● **Given request**:
Identify each line containing the word "Cartes" and copy it.

● **Provided records**:
◆ ◆ ◆
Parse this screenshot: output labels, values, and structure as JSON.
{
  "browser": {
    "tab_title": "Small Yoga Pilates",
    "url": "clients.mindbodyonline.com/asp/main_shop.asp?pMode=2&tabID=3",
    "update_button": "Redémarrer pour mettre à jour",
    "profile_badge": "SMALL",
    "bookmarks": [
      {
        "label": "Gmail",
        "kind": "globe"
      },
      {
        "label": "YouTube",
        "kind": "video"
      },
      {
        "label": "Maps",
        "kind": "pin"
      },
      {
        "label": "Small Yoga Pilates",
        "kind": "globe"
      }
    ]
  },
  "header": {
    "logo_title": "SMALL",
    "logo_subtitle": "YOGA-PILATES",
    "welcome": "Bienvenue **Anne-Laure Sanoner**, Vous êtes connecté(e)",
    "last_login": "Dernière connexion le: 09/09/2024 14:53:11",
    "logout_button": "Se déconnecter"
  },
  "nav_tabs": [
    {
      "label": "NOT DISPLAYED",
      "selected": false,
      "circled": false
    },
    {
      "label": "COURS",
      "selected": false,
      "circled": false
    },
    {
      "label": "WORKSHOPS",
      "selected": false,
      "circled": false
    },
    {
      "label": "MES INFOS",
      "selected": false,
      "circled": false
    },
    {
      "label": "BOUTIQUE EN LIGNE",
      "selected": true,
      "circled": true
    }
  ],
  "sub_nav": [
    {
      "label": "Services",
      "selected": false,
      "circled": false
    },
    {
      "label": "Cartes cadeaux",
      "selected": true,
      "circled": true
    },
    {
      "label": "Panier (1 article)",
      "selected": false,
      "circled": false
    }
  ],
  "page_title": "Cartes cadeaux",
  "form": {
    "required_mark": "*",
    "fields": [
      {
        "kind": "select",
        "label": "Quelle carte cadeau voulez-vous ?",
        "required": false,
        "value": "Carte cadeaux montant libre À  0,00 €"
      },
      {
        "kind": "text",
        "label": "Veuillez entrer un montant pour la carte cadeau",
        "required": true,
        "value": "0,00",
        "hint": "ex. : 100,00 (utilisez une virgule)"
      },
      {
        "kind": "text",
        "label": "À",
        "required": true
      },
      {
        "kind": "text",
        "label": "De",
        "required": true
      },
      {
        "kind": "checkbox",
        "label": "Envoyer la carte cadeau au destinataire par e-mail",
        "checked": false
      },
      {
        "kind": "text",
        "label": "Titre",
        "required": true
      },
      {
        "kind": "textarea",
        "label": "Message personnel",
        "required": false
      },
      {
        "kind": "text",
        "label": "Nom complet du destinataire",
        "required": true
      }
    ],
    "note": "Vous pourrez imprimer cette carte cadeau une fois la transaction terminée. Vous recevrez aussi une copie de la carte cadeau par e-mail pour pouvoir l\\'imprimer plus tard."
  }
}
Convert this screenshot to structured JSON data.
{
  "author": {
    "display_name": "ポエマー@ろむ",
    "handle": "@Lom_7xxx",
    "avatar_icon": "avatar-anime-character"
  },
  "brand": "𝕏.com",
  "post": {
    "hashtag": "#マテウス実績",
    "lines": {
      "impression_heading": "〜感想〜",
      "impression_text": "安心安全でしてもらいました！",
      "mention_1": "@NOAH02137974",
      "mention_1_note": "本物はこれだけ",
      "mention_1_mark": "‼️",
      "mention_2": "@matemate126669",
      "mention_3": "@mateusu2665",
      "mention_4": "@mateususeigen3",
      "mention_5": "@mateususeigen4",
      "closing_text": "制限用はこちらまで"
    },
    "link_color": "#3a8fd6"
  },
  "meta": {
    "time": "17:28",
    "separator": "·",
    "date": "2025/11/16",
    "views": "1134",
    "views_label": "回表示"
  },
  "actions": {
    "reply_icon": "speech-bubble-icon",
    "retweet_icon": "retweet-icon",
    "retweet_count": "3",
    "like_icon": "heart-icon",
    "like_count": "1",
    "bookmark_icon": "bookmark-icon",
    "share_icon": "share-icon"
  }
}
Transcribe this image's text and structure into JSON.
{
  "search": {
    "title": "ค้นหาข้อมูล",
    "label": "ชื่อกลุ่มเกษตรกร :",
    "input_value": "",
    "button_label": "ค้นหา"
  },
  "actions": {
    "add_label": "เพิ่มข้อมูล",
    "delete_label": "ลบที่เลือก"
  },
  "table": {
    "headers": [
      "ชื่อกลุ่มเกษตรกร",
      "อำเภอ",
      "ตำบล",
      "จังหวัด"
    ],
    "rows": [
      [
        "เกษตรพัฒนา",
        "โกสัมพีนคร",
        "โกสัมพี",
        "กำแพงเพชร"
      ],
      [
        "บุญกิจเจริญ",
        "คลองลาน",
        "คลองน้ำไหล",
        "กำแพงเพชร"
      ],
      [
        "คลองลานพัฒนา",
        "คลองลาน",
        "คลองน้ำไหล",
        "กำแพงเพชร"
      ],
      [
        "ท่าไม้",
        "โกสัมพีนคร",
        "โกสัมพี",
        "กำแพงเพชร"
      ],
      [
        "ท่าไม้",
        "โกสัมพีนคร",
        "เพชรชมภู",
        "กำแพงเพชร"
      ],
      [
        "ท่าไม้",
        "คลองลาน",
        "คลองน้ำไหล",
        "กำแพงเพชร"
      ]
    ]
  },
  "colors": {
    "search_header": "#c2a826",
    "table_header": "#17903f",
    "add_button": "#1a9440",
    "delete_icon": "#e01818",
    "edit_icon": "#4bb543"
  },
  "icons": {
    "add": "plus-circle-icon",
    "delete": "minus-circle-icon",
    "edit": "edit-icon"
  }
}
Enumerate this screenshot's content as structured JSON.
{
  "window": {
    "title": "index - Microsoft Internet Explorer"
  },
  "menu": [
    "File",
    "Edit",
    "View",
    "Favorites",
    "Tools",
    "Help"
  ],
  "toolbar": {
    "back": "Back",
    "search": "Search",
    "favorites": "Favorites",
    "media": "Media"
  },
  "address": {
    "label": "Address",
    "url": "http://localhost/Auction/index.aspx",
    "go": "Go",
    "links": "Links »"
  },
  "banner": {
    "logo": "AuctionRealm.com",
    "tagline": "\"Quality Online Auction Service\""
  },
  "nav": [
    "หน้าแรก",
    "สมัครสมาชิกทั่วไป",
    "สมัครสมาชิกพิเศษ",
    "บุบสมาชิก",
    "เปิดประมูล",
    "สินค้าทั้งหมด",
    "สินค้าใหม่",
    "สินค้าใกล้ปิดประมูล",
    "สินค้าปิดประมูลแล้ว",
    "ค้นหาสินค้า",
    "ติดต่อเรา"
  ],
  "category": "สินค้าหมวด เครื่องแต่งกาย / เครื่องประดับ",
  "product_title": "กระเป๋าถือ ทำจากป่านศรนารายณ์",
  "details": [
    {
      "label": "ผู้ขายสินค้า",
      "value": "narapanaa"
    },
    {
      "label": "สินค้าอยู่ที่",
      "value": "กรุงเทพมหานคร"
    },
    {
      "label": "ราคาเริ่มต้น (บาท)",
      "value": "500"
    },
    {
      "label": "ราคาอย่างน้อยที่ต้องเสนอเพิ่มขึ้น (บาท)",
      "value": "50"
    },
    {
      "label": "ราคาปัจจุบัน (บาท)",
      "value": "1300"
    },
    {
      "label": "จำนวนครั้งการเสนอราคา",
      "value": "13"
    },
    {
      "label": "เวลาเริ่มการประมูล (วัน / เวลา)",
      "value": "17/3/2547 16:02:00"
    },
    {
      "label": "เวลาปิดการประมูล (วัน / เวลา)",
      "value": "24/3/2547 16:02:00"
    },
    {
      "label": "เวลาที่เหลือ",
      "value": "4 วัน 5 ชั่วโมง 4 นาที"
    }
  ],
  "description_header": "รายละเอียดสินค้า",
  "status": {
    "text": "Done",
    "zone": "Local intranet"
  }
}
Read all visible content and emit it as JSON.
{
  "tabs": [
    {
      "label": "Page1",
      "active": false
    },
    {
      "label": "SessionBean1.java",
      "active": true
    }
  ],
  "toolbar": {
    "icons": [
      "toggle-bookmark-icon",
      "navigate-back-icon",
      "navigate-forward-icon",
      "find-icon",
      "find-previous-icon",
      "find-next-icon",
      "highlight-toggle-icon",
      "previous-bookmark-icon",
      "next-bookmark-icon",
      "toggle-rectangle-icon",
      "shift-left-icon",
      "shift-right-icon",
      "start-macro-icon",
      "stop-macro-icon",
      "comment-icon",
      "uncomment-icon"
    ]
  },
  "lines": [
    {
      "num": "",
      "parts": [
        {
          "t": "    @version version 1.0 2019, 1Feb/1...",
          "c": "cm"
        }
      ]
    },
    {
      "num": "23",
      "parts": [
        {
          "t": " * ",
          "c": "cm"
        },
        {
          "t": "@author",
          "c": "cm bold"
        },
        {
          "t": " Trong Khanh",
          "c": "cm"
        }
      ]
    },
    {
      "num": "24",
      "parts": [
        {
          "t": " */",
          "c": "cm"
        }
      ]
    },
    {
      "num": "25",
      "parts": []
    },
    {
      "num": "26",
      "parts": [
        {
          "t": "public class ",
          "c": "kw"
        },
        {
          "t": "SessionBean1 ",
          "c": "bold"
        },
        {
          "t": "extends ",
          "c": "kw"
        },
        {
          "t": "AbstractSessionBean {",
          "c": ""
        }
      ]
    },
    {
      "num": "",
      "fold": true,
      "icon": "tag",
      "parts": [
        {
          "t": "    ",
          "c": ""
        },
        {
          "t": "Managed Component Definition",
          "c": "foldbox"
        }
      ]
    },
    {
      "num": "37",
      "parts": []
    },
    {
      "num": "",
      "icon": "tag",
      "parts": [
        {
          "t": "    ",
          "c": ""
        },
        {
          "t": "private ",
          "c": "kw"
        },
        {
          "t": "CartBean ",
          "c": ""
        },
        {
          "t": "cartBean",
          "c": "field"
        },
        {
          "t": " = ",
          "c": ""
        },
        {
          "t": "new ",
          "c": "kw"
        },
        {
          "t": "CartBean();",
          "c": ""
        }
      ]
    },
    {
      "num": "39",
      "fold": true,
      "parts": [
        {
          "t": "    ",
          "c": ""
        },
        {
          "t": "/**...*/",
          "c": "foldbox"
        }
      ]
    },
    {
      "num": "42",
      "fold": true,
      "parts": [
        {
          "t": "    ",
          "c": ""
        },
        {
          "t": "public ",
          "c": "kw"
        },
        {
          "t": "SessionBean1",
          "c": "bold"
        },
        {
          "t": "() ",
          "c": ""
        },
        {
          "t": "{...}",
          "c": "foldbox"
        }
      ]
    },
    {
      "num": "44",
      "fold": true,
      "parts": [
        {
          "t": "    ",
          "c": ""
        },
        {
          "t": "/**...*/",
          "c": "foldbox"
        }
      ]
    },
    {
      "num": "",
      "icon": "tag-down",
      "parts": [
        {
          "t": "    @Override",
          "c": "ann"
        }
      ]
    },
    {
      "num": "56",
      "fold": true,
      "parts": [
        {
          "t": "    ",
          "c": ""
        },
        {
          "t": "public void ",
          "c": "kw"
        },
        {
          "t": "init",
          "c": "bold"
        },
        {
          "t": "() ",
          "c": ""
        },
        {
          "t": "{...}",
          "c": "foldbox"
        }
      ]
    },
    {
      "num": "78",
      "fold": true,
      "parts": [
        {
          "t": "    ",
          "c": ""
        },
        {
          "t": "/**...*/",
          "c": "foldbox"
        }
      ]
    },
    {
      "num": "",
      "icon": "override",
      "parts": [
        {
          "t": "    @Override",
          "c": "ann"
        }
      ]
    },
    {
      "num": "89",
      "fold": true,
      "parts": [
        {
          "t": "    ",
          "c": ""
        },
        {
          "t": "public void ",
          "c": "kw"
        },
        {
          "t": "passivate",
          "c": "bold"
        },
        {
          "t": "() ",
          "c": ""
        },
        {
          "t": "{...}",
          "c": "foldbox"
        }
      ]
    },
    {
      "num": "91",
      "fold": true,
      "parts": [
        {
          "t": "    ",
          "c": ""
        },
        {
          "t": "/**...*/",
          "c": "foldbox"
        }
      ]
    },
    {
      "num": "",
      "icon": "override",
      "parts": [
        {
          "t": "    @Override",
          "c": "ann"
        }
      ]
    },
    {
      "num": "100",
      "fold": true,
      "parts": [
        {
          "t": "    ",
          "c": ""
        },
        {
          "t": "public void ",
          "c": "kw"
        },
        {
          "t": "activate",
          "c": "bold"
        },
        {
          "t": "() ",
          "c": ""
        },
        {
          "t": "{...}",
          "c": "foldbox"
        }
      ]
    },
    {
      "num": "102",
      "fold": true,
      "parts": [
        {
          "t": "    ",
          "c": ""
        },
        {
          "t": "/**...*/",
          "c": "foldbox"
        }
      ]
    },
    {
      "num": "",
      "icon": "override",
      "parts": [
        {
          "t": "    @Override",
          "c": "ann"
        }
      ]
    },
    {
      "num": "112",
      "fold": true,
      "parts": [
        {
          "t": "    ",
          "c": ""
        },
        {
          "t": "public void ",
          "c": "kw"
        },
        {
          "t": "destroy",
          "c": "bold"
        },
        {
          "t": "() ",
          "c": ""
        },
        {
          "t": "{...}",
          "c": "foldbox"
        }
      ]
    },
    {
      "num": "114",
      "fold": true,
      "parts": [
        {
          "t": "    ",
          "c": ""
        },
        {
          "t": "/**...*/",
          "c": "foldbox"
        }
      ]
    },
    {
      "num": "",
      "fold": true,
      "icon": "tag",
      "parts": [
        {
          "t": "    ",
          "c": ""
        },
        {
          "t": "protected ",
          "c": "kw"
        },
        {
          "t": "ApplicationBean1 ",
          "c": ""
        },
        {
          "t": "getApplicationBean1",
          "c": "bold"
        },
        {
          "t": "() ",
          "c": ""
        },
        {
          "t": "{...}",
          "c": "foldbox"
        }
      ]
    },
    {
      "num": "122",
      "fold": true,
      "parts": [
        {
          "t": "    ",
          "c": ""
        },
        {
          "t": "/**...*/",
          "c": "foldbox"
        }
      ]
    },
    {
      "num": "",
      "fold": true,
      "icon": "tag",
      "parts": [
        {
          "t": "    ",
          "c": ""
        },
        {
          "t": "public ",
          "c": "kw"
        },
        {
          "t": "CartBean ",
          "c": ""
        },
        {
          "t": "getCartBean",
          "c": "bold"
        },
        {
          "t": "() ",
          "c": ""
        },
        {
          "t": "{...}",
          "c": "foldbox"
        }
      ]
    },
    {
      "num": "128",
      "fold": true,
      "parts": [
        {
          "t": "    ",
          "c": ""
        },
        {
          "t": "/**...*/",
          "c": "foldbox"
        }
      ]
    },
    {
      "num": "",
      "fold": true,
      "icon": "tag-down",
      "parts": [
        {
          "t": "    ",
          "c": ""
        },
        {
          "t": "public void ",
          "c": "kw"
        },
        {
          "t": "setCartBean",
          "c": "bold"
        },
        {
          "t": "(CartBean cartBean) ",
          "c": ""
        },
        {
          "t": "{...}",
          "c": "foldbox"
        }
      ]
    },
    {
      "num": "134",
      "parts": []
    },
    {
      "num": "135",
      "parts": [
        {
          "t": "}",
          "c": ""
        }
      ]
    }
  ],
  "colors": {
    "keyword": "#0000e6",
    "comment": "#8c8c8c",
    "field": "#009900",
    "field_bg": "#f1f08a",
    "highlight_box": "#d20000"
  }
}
◆ ◆ ◆
● **Completed task**:
      "label": "Cartes cadeaux",
  "page_title": "Cartes cadeaux",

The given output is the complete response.